EXERCISE: Copy out all the entries word for word.

(Figure collection entries)

::::::::

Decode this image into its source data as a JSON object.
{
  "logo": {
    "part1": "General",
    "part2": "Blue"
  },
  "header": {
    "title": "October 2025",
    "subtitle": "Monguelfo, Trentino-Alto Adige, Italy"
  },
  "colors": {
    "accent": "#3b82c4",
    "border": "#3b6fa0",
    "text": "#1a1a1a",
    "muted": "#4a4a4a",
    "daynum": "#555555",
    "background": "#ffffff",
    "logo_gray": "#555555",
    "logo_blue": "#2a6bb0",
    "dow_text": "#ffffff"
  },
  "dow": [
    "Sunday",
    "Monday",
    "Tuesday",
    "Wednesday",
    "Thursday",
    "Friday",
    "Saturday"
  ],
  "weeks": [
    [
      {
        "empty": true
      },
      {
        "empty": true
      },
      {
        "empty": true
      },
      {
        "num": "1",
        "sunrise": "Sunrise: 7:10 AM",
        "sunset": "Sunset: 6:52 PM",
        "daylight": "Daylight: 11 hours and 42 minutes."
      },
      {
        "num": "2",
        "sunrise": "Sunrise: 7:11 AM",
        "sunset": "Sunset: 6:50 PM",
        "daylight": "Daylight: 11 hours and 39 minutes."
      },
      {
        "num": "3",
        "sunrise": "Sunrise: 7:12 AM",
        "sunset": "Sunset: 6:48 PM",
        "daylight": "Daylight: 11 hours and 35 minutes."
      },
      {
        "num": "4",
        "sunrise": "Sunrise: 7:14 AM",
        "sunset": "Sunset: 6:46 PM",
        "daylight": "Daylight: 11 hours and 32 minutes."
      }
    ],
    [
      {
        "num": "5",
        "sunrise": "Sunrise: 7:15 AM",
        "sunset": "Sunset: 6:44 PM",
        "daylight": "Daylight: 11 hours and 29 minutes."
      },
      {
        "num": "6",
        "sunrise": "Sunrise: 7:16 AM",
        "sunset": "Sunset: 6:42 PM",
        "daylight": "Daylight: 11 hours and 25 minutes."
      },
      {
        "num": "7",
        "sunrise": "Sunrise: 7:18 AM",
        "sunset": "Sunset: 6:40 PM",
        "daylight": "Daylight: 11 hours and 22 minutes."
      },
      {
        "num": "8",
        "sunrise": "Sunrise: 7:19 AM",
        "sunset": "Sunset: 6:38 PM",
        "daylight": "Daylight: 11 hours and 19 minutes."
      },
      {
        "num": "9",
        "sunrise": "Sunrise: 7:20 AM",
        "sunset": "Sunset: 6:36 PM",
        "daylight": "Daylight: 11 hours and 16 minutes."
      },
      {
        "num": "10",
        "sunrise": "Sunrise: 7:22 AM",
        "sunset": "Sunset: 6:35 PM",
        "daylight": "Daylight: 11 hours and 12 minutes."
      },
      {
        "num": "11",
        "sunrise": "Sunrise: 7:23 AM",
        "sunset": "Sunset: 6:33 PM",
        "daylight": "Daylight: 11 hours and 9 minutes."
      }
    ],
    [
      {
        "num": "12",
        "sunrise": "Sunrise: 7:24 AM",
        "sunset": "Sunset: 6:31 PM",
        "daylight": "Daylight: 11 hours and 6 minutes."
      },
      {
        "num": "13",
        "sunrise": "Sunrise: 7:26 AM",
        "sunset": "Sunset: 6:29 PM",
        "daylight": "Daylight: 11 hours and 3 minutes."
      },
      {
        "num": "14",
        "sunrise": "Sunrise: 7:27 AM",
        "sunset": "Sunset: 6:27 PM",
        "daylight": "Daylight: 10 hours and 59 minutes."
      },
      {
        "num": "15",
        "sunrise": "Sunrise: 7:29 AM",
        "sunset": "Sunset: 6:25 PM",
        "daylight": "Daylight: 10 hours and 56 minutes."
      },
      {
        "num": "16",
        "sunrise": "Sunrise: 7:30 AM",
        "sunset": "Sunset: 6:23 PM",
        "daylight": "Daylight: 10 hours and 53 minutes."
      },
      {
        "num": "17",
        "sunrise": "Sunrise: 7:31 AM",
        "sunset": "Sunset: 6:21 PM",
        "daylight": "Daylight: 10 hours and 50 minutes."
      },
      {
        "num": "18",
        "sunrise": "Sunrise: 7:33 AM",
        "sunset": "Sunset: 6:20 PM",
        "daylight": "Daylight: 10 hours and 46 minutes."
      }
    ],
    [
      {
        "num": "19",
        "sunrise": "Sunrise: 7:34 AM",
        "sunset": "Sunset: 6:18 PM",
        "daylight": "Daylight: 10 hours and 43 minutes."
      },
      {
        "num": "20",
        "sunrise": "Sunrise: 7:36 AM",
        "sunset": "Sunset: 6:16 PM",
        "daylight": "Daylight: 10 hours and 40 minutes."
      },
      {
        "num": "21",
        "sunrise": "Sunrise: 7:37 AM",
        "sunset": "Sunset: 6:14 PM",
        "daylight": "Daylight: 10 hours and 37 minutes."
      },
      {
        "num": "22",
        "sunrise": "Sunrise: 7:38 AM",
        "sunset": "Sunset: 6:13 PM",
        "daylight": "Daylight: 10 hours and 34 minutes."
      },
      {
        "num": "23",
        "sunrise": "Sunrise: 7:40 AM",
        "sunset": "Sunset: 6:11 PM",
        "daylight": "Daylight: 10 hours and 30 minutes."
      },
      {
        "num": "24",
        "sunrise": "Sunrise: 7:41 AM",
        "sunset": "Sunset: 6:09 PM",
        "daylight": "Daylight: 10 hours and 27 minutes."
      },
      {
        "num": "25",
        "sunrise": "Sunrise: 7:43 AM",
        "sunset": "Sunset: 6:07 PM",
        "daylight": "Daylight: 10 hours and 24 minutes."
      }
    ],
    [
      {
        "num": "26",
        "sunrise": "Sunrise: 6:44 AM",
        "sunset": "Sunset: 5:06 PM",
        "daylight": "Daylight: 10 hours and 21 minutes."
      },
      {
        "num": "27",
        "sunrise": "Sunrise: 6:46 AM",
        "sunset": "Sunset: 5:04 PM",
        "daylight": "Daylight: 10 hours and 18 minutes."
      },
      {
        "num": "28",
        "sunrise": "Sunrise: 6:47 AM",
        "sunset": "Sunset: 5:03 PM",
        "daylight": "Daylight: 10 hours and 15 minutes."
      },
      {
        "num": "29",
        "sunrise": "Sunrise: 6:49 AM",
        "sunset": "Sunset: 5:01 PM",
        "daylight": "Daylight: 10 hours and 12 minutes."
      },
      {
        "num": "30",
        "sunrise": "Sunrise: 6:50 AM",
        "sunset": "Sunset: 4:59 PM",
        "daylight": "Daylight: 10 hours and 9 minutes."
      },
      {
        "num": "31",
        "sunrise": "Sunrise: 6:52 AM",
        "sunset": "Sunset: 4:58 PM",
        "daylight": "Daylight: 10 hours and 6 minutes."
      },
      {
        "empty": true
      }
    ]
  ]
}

::::::::

EXERCISE RESULT:
Decode this image into its source data as a JSON object.
{
  "logo": {
    "part1": "General",
    "part2": "Blue"
  },
  "header": {
    "title": "October 2025",
    "subtitle": "Monguelfo, Trentino-Alto Adige, Italy"
  },
  "colors": {
    "accent": "#3b82c4",
    "border": "#3b6fa0",
    "text": "#1a1a1a",
    "muted": "#4a4a4a",
    "daynum": "#555555",
    "background": "#ffffff",
    "logo_gray": "#555555",
    "logo_blue": "#2a6bb0",
    "dow_text": "#ffffff"
  },
  "dow": [
    "Sunday",
    "Monday",
    "Tuesday",
    "Wednesday",
    "Thursday",
    "Friday",
    "Saturday"
  ],
  "weeks": [
    [
      {
        "empty": true
      },
      {
        "empty": true
      },
      {
        "empty": true
      },
      {
        "num": "1",
        "sunrise": "Sunrise: 7:10 AM",
        "sunset": "Sunset: 6:52 PM",
        "daylight": "Daylight: 11 hours and 42 minutes."
      },
      {
        "num": "2",
        "sunrise": "Sunrise: 7:11 AM",
        "sunset": "Sunset: 6:50 PM",
        "daylight": "Daylight: 11 hours and 39 minutes."
      },
      {
        "num": "3",
        "sunrise": "Sunrise: 7:12 AM",
        "sunset": "Sunset: 6:48 PM",
        "daylight": "Daylight: 11 hours and 35 minutes."
      },
      {
        "num": "4",
        "sunrise": "Sunrise: 7:14 AM",
        "sunset": "Sunset: 6:46 PM",
        "daylight": "Daylight: 11 hours and 32 minutes."
      }
    ],
    [
      {
        "num": "5",
        "sunrise": "Sunrise: 7:15 AM",
        "sunset": "Sunset: 6:44 PM",
        "daylight": "Daylight: 11 hours and 29 minutes."
      },
      {
        "num": "6",
        "sunrise": "Sunrise: 7:16 AM",
        "sunset": "Sunset: 6:42 PM",
        "daylight": "Daylight: 11 hours and 25 minutes."
      },
      {
        "num": "7",
        "sunrise": "Sunrise: 7:18 AM",
        "sunset": "Sunset: 6:40 PM",
        "daylight": "Daylight: 11 hours and 22 minutes."
      },
      {
        "num": "8",
        "sunrise": "Sunrise: 7:19 AM",
        "sunset": "Sunset: 6:38 PM",
        "daylight": "Daylight: 11 hours and 19 minutes."
      },
      {
        "num": "9",
        "sunrise": "Sunrise: 7:20 AM",
        "sunset": "Sunset: 6:36 PM",
        "daylight": "Daylight: 11 hours and 16 minutes."
      },
      {
        "num": "10",
        "sunrise": "Sunrise: 7:22 AM",
        "sunset": "Sunset: 6:35 PM",
        "daylight": "Daylight: 11 hours and 12 minutes."
      },
      {
        "num": "11",
        "sunrise": "Sunrise: 7:23 AM",
        "sunset": "Sunset: 6:33 PM",
        "daylight": "Daylight: 11 hours and 9 minutes."
      }
    ],
    [
      {
        "num": "12",
        "sunrise": "Sunrise: 7:24 AM",
        "sunset": "Sunset: 6:31 PM",
        "daylight": "Daylight: 11 hours and 6 minutes."
      },
      {
        "num": "13",
        "sunrise": "Sunrise: 7:26 AM",
        "sunset": "Sunset: 6:29 PM",
        "daylight": "Daylight: 11 hours and 3 minutes."
      },
      {
        "num": "14",
        "sunrise": "Sunrise: 7:27 AM",
        "sunset": "Sunset: 6:27 PM",
        "daylight": "Daylight: 10 hours and 59 minutes."
      },
      {
        "num": "15",
        "sunrise": "Sunrise: 7:29 AM",
        "sunset": "Sunset: 6:25 PM",
        "daylight": "Daylight: 10 hours and 56 minutes."
      },
      {
        "num": "16",
        "sunrise": "Sunrise: 7:30 AM",
        "sunset": "Sunset: 6:23 PM",
        "daylight": "Daylight: 10 hours and 53 minutes."
      },
      {
        "num": "17",
        "sunrise": "Sunrise: 7:31 AM",
        "sunset": "Sunset: 6:21 PM",
        "daylight": "Daylight: 10 hours and 50 minutes."
      },
      {
        "num": "18",
        "sunrise": "Sunrise: 7:33 AM",
        "sunset": "Sunset: 6:20 PM",
        "daylight": "Daylight: 10 hours and 46 minutes."
      }
    ],
    [
      {
        "num": "19",
        "sunrise": "Sunrise: 7:34 AM",
        "sunset": "Sunset: 6:18 PM",
        "daylight": "Daylight: 10 hours and 43 minutes."
      },
      {
        "num": "20",
        "sunrise": "Sunrise: 7:36 AM",
        "sunset": "Sunset: 6:16 PM",
        "daylight": "Daylight: 10 hours and 40 minutes."
      },
      {
        "num": "21",
        "sunrise": "Sunrise: 7:37 AM",
        "sunset": "Sunset: 6:14 PM",
        "daylight": "Daylight: 10 hours and 37 minutes."
      },
      {
        "num": "22",
        "sunrise": "Sunrise: 7:38 AM",
        "sunset": "Sunset: 6:13 PM",
        "daylight": "Daylight: 10 hours and 34 minutes."
      },
      {
        "num": "23",
        "sunrise": "Sunrise: 7:40 AM",
        "sunset": "Sunset: 6:11 PM",
        "daylight": "Daylight: 10 hours and 30 minutes."
      },
      {
        "num": "24",
        "sunrise": "Sunrise: 7:41 AM",
        "sunset": "Sunset: 6:09 PM",
        "daylight": "Daylight: 10 hours and 27 minutes."
      },
      {
        "num": "25",
        "sunrise": "Sunrise: 7:43 AM",
        "sunset": "Sunset: 6:07 PM",
        "daylight": "Daylight: 10 hours and 24 minutes."
      }
    ],
    [
      {
        "num": "26",
        "sunrise": "Sunrise: 6:44 AM",
        "sunset": "Sunset: 5:06 PM",
        "daylight": "Daylight: 10 hours and 21 minutes."
      },
      {
        "num": "27",
        "sunrise": "Sunrise: 6:46 AM",
        "sunset": "Sunset: 5:04 PM",
        "daylight": "Daylight: 10 hours and 18 minutes."
      },
      {
        "num": "28",
        "sunrise": "Sunrise: 6:47 AM",
        "sunset": "Sunset: 5:03 PM",
        "daylight": "Daylight: 10 hours and 15 minutes."
      },
      {
        "num": "29",
        "sunrise": "Sunrise: 6:49 AM",
        "sunset": "Sunset: 5:01 PM",
        "daylight": "Daylight: 10 hours and 12 minutes."
      },
      {
        "num": "30",
        "sunrise": "Sunrise: 6:50 AM",
        "sunset": "Sunset: 4:59 PM",
        "daylight": "Daylight: 10 hours and 9 minutes."
      },
      {
        "num": "31",
        "sunrise": "Sunrise: 6:52 AM",
        "sunset": "Sunset: 4:58 PM",
        "daylight": "Daylight: 10 hours and 6 minutes."
      },
      {
        "empty": true
      }
    ]
  ]
}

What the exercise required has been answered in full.